══ Entries
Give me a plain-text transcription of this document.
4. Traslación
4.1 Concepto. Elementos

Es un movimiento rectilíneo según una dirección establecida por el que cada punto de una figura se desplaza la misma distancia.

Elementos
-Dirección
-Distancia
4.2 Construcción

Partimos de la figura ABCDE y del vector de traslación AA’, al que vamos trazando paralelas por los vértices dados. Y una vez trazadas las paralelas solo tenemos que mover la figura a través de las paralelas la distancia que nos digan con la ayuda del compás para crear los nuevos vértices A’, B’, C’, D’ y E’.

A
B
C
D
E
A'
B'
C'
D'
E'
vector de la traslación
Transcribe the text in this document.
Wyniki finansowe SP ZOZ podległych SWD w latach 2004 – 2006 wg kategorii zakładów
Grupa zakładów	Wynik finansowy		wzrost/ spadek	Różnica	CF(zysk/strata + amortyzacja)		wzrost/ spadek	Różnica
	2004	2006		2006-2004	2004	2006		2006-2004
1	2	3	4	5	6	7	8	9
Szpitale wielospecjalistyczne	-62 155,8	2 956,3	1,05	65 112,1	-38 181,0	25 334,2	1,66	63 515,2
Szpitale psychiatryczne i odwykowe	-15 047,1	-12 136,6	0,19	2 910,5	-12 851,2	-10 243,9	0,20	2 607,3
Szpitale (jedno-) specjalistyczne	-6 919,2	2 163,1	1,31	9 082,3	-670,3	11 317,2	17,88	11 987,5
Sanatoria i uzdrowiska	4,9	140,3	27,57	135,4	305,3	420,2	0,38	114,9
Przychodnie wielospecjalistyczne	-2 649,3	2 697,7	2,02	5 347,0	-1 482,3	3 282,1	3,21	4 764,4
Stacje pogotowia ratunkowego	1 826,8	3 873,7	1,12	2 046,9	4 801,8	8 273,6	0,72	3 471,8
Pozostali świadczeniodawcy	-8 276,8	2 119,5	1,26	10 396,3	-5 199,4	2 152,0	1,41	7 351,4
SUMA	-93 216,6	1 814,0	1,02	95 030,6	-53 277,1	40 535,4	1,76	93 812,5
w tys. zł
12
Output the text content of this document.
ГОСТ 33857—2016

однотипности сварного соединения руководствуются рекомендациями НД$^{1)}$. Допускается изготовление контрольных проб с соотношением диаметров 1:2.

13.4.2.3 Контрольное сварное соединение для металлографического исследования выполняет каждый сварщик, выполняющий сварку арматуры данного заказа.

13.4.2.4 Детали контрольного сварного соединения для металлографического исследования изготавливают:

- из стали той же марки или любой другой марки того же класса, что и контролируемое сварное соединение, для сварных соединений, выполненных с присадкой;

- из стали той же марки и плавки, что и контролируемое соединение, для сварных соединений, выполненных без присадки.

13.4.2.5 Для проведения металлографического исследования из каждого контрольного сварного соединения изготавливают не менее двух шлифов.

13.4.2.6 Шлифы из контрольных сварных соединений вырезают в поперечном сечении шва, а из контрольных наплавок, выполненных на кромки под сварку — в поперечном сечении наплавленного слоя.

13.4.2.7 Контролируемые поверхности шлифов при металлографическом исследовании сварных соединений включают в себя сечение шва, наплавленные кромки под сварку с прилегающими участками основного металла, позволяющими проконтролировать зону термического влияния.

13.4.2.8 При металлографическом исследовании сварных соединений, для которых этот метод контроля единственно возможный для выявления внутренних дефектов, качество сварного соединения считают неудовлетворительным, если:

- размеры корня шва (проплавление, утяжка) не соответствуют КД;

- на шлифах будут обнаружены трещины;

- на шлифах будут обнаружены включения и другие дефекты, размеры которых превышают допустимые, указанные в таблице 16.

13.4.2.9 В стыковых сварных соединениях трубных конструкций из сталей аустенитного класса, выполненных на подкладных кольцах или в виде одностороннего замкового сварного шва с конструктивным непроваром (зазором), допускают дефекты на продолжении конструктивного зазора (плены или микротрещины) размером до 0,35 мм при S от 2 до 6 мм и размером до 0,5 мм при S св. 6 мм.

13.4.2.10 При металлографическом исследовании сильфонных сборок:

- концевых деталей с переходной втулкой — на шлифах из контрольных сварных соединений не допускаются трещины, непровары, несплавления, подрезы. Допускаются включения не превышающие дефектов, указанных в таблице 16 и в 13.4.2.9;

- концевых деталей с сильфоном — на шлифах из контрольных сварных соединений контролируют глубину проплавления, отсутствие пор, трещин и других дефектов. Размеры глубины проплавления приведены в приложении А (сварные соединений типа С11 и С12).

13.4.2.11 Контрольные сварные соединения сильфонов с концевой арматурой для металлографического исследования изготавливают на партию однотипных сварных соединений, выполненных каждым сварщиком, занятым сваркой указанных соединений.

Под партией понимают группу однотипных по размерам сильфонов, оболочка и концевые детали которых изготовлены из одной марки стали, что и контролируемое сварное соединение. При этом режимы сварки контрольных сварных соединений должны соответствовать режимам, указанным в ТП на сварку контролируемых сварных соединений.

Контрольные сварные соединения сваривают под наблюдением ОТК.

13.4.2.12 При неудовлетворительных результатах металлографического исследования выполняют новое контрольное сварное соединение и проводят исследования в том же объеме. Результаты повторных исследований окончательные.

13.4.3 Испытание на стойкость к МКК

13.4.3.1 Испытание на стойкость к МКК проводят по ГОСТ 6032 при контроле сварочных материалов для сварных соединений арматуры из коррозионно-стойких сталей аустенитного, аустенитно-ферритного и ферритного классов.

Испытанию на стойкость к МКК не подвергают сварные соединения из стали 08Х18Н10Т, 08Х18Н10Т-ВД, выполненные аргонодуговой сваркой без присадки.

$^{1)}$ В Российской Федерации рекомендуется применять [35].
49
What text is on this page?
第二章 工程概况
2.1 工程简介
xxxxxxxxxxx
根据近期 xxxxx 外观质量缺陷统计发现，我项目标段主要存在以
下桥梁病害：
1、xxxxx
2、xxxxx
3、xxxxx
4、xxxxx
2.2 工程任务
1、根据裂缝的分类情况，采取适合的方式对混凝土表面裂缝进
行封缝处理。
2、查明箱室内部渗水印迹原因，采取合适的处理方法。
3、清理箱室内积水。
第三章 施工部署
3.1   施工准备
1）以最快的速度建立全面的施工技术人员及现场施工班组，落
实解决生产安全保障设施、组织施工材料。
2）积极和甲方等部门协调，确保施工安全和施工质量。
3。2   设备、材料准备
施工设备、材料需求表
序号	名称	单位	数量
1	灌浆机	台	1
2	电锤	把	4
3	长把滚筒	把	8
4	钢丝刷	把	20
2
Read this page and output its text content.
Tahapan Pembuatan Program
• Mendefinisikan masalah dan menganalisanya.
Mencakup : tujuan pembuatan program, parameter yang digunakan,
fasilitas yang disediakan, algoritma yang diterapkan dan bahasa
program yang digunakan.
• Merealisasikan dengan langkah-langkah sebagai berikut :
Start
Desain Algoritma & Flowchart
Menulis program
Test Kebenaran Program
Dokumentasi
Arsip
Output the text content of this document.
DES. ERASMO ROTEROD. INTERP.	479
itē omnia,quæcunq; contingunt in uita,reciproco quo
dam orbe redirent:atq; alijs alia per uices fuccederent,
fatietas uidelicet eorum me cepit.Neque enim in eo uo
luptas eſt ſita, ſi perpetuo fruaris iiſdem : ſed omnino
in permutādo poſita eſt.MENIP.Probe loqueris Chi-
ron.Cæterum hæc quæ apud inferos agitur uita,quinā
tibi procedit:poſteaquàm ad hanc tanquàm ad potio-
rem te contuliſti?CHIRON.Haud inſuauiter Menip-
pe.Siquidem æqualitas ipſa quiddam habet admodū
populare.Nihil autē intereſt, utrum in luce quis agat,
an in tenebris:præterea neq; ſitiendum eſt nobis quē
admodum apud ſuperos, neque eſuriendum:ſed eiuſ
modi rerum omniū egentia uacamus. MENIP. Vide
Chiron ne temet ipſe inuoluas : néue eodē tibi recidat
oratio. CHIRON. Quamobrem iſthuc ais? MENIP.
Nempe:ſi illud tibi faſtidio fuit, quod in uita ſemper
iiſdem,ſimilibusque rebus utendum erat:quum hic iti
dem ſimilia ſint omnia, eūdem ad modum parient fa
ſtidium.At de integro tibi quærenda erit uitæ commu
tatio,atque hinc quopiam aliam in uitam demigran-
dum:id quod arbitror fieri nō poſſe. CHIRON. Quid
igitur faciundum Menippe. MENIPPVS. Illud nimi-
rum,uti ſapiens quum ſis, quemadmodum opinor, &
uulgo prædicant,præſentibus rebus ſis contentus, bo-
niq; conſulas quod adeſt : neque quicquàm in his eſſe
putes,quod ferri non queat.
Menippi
════
For each line above that contains the word "присадки", copy that line.

=== Task answer ===
- из стали той же марки и плавки, что и контролируемое соединение, для сварных соединений, выполненных без присадки.
Испытанию на стойкость к МКК не подвергают сварные соединения из стали 08Х18Н10Т, 08Х18Н10Т-ВД, выполненные аргонодуговой сваркой без присадки.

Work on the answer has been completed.